◆ EXTRACTED MATERIAL:
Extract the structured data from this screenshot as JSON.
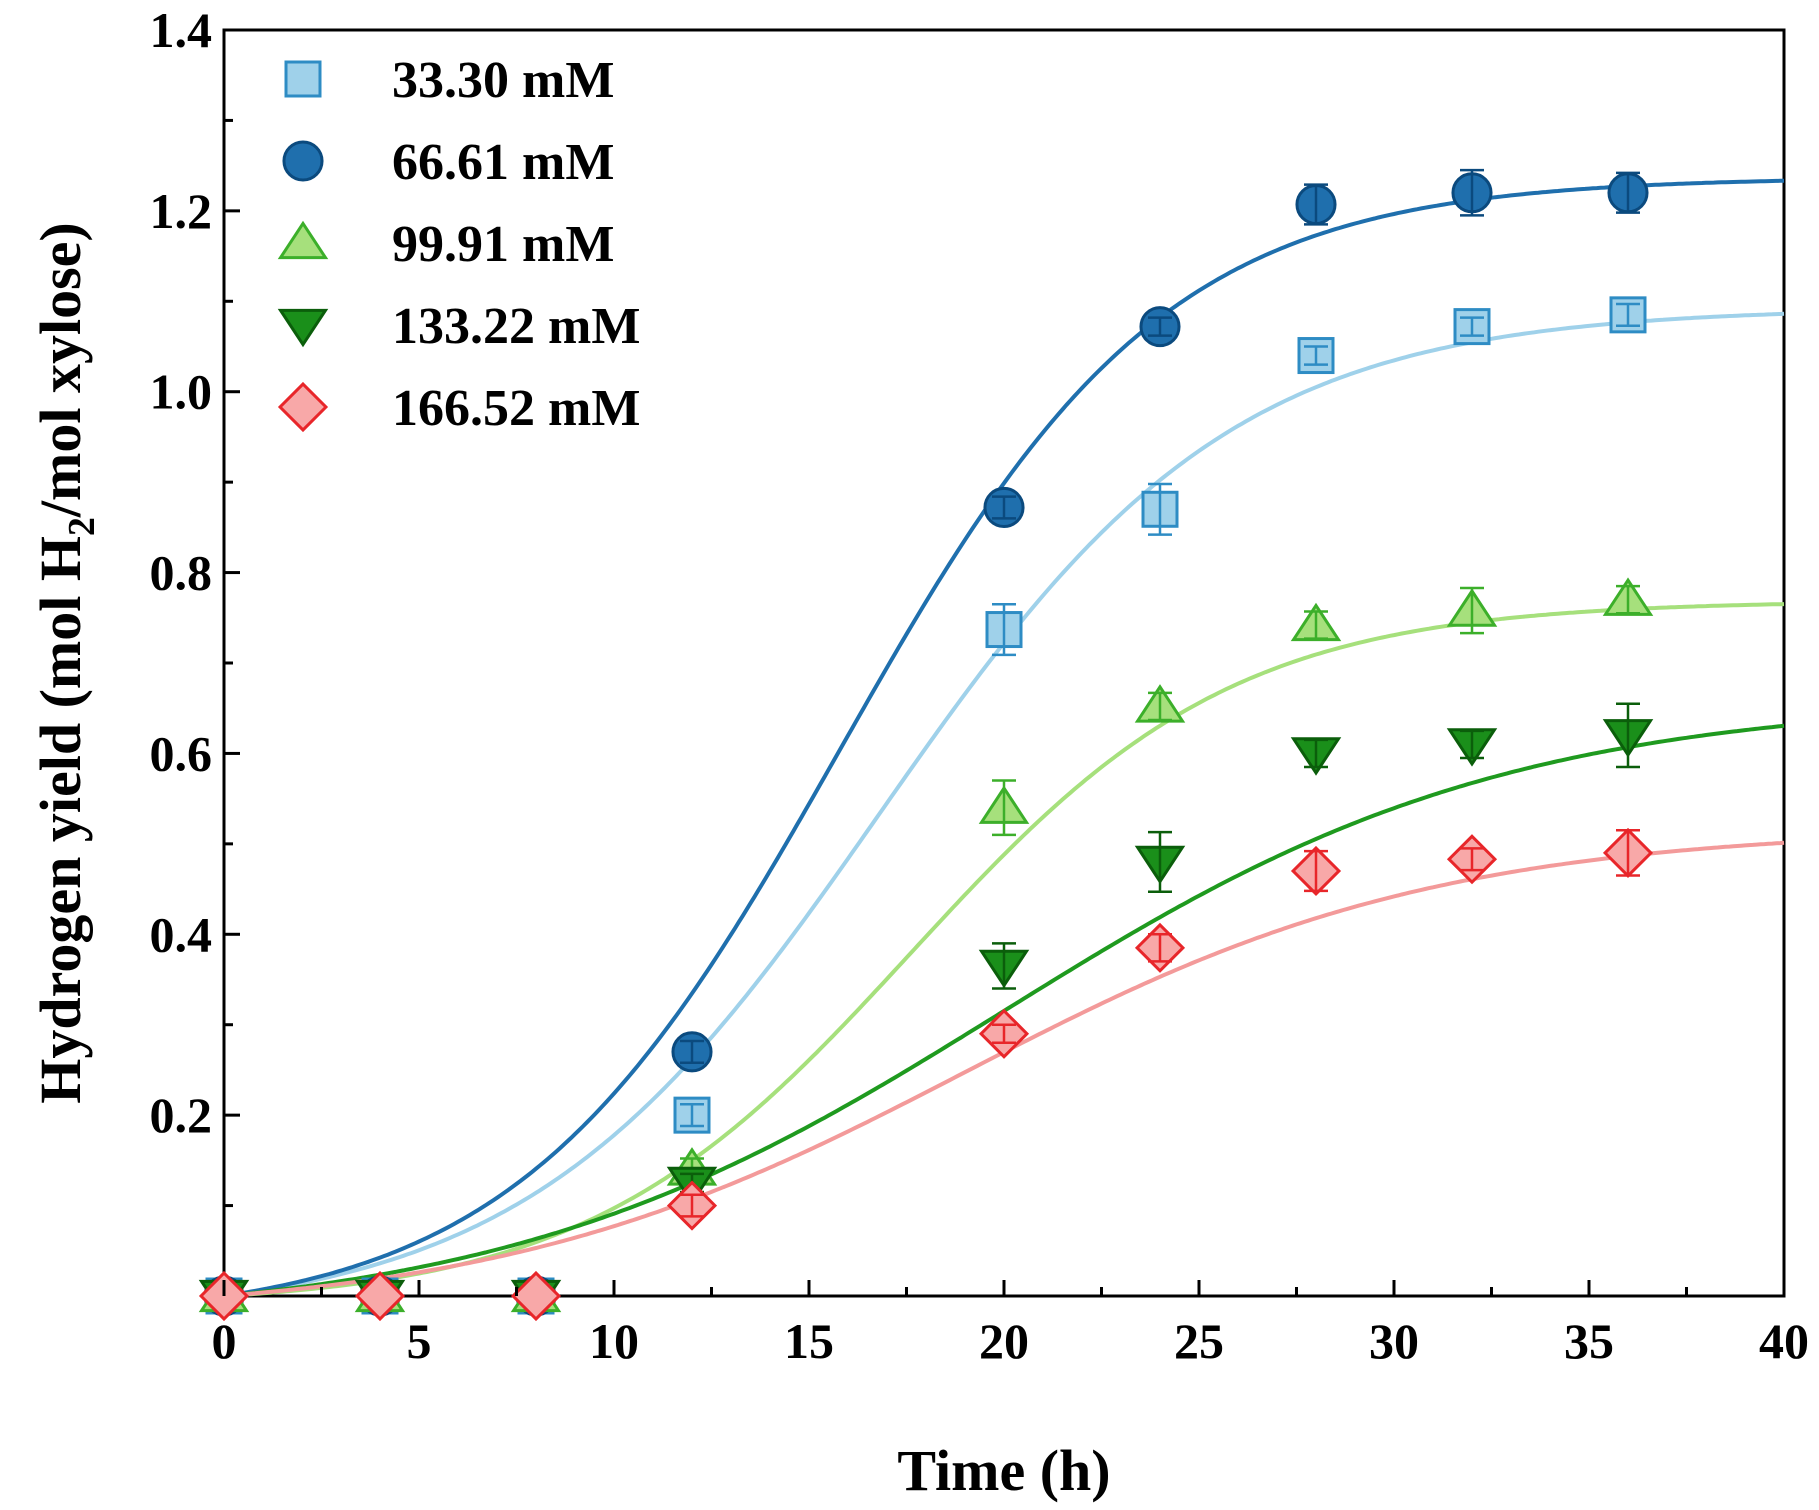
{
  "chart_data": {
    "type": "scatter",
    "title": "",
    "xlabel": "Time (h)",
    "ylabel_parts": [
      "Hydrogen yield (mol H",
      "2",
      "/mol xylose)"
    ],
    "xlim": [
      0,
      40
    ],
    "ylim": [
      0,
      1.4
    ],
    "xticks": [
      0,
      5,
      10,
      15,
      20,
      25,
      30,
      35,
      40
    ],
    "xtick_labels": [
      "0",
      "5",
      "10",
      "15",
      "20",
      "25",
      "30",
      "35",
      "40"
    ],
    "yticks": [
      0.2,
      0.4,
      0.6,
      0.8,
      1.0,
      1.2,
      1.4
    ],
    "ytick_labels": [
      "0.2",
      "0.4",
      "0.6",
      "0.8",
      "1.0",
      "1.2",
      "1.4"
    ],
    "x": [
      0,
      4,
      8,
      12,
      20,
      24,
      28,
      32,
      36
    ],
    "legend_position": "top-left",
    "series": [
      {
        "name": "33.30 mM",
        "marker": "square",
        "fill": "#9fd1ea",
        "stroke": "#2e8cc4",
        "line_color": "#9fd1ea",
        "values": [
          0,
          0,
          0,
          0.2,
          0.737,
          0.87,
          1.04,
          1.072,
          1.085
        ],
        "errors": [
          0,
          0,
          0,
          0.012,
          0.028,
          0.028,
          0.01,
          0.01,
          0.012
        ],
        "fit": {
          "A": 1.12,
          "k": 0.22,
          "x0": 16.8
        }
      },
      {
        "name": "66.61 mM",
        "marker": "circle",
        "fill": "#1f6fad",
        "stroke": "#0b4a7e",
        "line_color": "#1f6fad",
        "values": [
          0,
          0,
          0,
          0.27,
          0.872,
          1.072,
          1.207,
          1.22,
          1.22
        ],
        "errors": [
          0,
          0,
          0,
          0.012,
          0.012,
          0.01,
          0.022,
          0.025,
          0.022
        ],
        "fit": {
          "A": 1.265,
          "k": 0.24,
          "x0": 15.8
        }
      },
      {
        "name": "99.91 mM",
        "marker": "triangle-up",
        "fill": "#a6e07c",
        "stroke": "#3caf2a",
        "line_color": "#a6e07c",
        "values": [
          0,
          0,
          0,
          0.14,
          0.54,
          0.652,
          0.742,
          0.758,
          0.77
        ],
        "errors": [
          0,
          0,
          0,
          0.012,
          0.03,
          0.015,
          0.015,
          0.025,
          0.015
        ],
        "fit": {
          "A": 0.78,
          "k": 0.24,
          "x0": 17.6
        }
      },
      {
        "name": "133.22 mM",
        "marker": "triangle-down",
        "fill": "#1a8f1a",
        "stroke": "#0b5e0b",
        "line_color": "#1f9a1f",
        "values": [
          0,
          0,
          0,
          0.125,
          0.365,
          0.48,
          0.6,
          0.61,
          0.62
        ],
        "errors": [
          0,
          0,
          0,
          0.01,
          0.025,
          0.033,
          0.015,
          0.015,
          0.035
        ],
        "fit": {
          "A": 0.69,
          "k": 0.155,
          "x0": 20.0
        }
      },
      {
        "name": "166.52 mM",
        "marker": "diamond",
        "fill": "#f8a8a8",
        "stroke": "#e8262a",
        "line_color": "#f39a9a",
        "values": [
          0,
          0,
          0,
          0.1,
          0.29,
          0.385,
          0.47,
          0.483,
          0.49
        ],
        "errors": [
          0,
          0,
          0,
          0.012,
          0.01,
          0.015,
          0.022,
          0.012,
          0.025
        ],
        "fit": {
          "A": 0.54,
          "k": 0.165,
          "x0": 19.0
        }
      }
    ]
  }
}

◆ TASK BRIEF: Exclude the pictures and transcribe all of the entries exactly.

◆ RESPONSE TO THIS EXERCISE:
Extract the structured data from this screenshot as JSON.
{
  "chart_data": {
    "type": "scatter",
    "title": "",
    "xlabel": "Time (h)",
    "ylabel_parts": [
      "Hydrogen yield (mol H",
      "2",
      "/mol xylose)"
    ],
    "xlim": [
      0,
      40
    ],
    "ylim": [
      0,
      1.4
    ],
    "xticks": [
      0,
      5,
      10,
      15,
      20,
      25,
      30,
      35,
      40
    ],
    "xtick_labels": [
      "0",
      "5",
      "10",
      "15",
      "20",
      "25",
      "30",
      "35",
      "40"
    ],
    "yticks": [
      0.2,
      0.4,
      0.6,
      0.8,
      1.0,
      1.2,
      1.4
    ],
    "ytick_labels": [
      "0.2",
      "0.4",
      "0.6",
      "0.8",
      "1.0",
      "1.2",
      "1.4"
    ],
    "x": [
      0,
      4,
      8,
      12,
      20,
      24,
      28,
      32,
      36
    ],
    "legend_position": "top-left",
    "series": [
      {
        "name": "33.30 mM",
        "marker": "square",
        "fill": "#9fd1ea",
        "stroke": "#2e8cc4",
        "line_color": "#9fd1ea",
        "values": [
          0,
          0,
          0,
          0.2,
          0.737,
          0.87,
          1.04,
          1.072,
          1.085
        ],
        "errors": [
          0,
          0,
          0,
          0.012,
          0.028,
          0.028,
          0.01,
          0.01,
          0.012
        ],
        "fit": {
          "A": 1.12,
          "k": 0.22,
          "x0": 16.8
        }
      },
      {
        "name": "66.61 mM",
        "marker": "circle",
        "fill": "#1f6fad",
        "stroke": "#0b4a7e",
        "line_color": "#1f6fad",
        "values": [
          0,
          0,
          0,
          0.27,
          0.872,
          1.072,
          1.207,
          1.22,
          1.22
        ],
        "errors": [
          0,
          0,
          0,
          0.012,
          0.012,
          0.01,
          0.022,
          0.025,
          0.022
        ],
        "fit": {
          "A": 1.265,
          "k": 0.24,
          "x0": 15.8
        }
      },
      {
        "name": "99.91 mM",
        "marker": "triangle-up",
        "fill": "#a6e07c",
        "stroke": "#3caf2a",
        "line_color": "#a6e07c",
        "values": [
          0,
          0,
          0,
          0.14,
          0.54,
          0.652,
          0.742,
          0.758,
          0.77
        ],
        "errors": [
          0,
          0,
          0,
          0.012,
          0.03,
          0.015,
          0.015,
          0.025,
          0.015
        ],
        "fit": {
          "A": 0.78,
          "k": 0.24,
          "x0": 17.6
        }
      },
      {
        "name": "133.22 mM",
        "marker": "triangle-down",
        "fill": "#1a8f1a",
        "stroke": "#0b5e0b",
        "line_color": "#1f9a1f",
        "values": [
          0,
          0,
          0,
          0.125,
          0.365,
          0.48,
          0.6,
          0.61,
          0.62
        ],
        "errors": [
          0,
          0,
          0,
          0.01,
          0.025,
          0.033,
          0.015,
          0.015,
          0.035
        ],
        "fit": {
          "A": 0.69,
          "k": 0.155,
          "x0": 20.0
        }
      },
      {
        "name": "166.52 mM",
        "marker": "diamond",
        "fill": "#f8a8a8",
        "stroke": "#e8262a",
        "line_color": "#f39a9a",
        "values": [
          0,
          0,
          0,
          0.1,
          0.29,
          0.385,
          0.47,
          0.483,
          0.49
        ],
        "errors": [
          0,
          0,
          0,
          0.012,
          0.01,
          0.015,
          0.022,
          0.012,
          0.025
        ],
        "fit": {
          "A": 0.54,
          "k": 0.165,
          "x0": 19.0
        }
      }
    ]
  }
}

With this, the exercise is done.